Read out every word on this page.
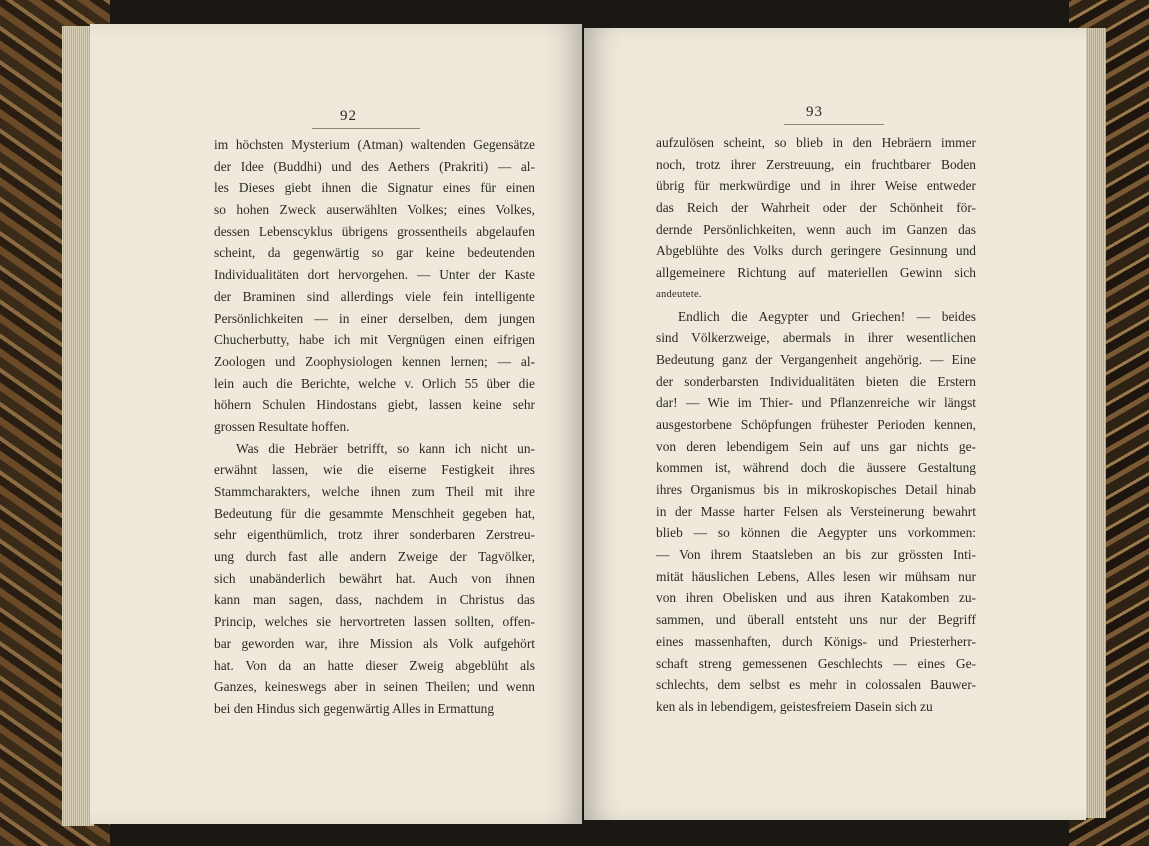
92
im höchsten Mysterium (Atman) waltenden Gegensätze
der Idee (Buddhi) und des Aethers (Prakriti) — al-
les Dieses giebt ihnen die Signatur eines für einen
so hohen Zweck auserwählten Volkes; eines Volkes,
dessen Lebenscyklus übrigens grossentheils abgelaufen
scheint, da gegenwärtig so gar keine bedeutenden
Individualitäten dort hervorgehen. — Unter der Kaste
der Braminen sind allerdings viele fein intelligente
Persönlichkeiten — in einer derselben, dem jungen
Chucherbutty, habe ich mit Vergnügen einen eifrigen
Zoologen und Zoophysiologen kennen lernen; — al-
lein auch die Berichte, welche v. Orlich 55 über die
höhern Schulen Hindostans giebt, lassen keine sehr
grossen Resultate hoffen.
Was die Hebräer betrifft, so kann ich nicht un-
erwähnt lassen, wie die eiserne Festigkeit ihres
Stammcharakters, welche ihnen zum Theil mit ihre
Bedeutung für die gesammte Menschheit gegeben hat,
sehr eigenthümlich, trotz ihrer sonderbaren Zerstreu-
ung durch fast alle andern Zweige der Tagvölker,
sich unabänderlich bewährt hat. Auch von ihnen
kann man sagen, dass, nachdem in Christus das
Princip, welches sie hervortreten lassen sollten, offen-
bar geworden war, ihre Mission als Volk aufgehört
hat. Von da an hatte dieser Zweig abgeblüht als
Ganzes, keineswegs aber in seinen Theilen; und wenn
bei den Hindus sich gegenwärtig Alles in Ermattung
93
aufzulösen scheint, so blieb in den Hebräern immer
noch, trotz ihrer Zerstreuung, ein fruchtbarer Boden
übrig für merkwürdige und in ihrer Weise entweder
das Reich der Wahrheit oder der Schönheit för-
dernde Persönlichkeiten, wenn auch im Ganzen das
Abgeblühte des Volks durch geringere Gesinnung und
allgemeinere Richtung auf materiellen Gewinn sich
andeutete.
Endlich die Aegypter und Griechen! — beides
sind Völkerzweige, abermals in ihrer wesentlichen
Bedeutung ganz der Vergangenheit angehörig. — Eine
der sonderbarsten Individualitäten bieten die Erstern
dar! — Wie im Thier- und Pflanzenreiche wir längst
ausgestorbene Schöpfungen frühester Perioden kennen,
von deren lebendigem Sein auf uns gar nichts ge-
kommen ist, während doch die äussere Gestaltung
ihres Organismus bis in mikroskopisches Detail hinab
in der Masse harter Felsen als Versteinerung bewahrt
blieb — so können die Aegypter uns vorkommen:
— Von ihrem Staatsleben an bis zur grössten Inti-
mität häuslichen Lebens, Alles lesen wir mühsam nur
von ihren Obelisken und aus ihren Katakomben zu-
sammen, und überall entsteht uns nur der Begriff
eines massenhaften, durch Königs- und Priesterherr-
schaft streng gemessenen Geschlechts — eines Ge-
schlechts, dem selbst es mehr in colossalen Bauwer-
ken als in lebendigem, geistesfreiem Dasein sich zu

## What is needed
Copy the material above in full and exactly, skipping pictures.

## Result
Read out every word on this page.
92
im höchsten Mysterium (Atman) waltenden Gegensätze
der Idee (Buddhi) und des Aethers (Prakriti) — al-
les Dieses giebt ihnen die Signatur eines für einen
so hohen Zweck auserwählten Volkes; eines Volkes,
dessen Lebenscyklus übrigens grossentheils abgelaufen
scheint, da gegenwärtig so gar keine bedeutenden
Individualitäten dort hervorgehen. — Unter der Kaste
der Braminen sind allerdings viele fein intelligente
Persönlichkeiten — in einer derselben, dem jungen
Chucherbutty, habe ich mit Vergnügen einen eifrigen
Zoologen und Zoophysiologen kennen lernen; — al-
lein auch die Berichte, welche v. Orlich 55 über die
höhern Schulen Hindostans giebt, lassen keine sehr
grossen Resultate hoffen.
Was die Hebräer betrifft, so kann ich nicht un-
erwähnt lassen, wie die eiserne Festigkeit ihres
Stammcharakters, welche ihnen zum Theil mit ihre
Bedeutung für die gesammte Menschheit gegeben hat,
sehr eigenthümlich, trotz ihrer sonderbaren Zerstreu-
ung durch fast alle andern Zweige der Tagvölker,
sich unabänderlich bewährt hat. Auch von ihnen
kann man sagen, dass, nachdem in Christus das
Princip, welches sie hervortreten lassen sollten, offen-
bar geworden war, ihre Mission als Volk aufgehört
hat. Von da an hatte dieser Zweig abgeblüht als
Ganzes, keineswegs aber in seinen Theilen; und wenn
bei den Hindus sich gegenwärtig Alles in Ermattung
93
aufzulösen scheint, so blieb in den Hebräern immer
noch, trotz ihrer Zerstreuung, ein fruchtbarer Boden
übrig für merkwürdige und in ihrer Weise entweder
das Reich der Wahrheit oder der Schönheit för-
dernde Persönlichkeiten, wenn auch im Ganzen das
Abgeblühte des Volks durch geringere Gesinnung und
allgemeinere Richtung auf materiellen Gewinn sich
andeutete.
Endlich die Aegypter und Griechen! — beides
sind Völkerzweige, abermals in ihrer wesentlichen
Bedeutung ganz der Vergangenheit angehörig. — Eine
der sonderbarsten Individualitäten bieten die Erstern
dar! — Wie im Thier- und Pflanzenreiche wir längst
ausgestorbene Schöpfungen frühester Perioden kennen,
von deren lebendigem Sein auf uns gar nichts ge-
kommen ist, während doch die äussere Gestaltung
ihres Organismus bis in mikroskopisches Detail hinab
in der Masse harter Felsen als Versteinerung bewahrt
blieb — so können die Aegypter uns vorkommen:
— Von ihrem Staatsleben an bis zur grössten Inti-
mität häuslichen Lebens, Alles lesen wir mühsam nur
von ihren Obelisken und aus ihren Katakomben zu-
sammen, und überall entsteht uns nur der Begriff
eines massenhaften, durch Königs- und Priesterherr-
schaft streng gemessenen Geschlechts — eines Ge-
schlechts, dem selbst es mehr in colossalen Bauwer-
ken als in lebendigem, geistesfreiem Dasein sich zu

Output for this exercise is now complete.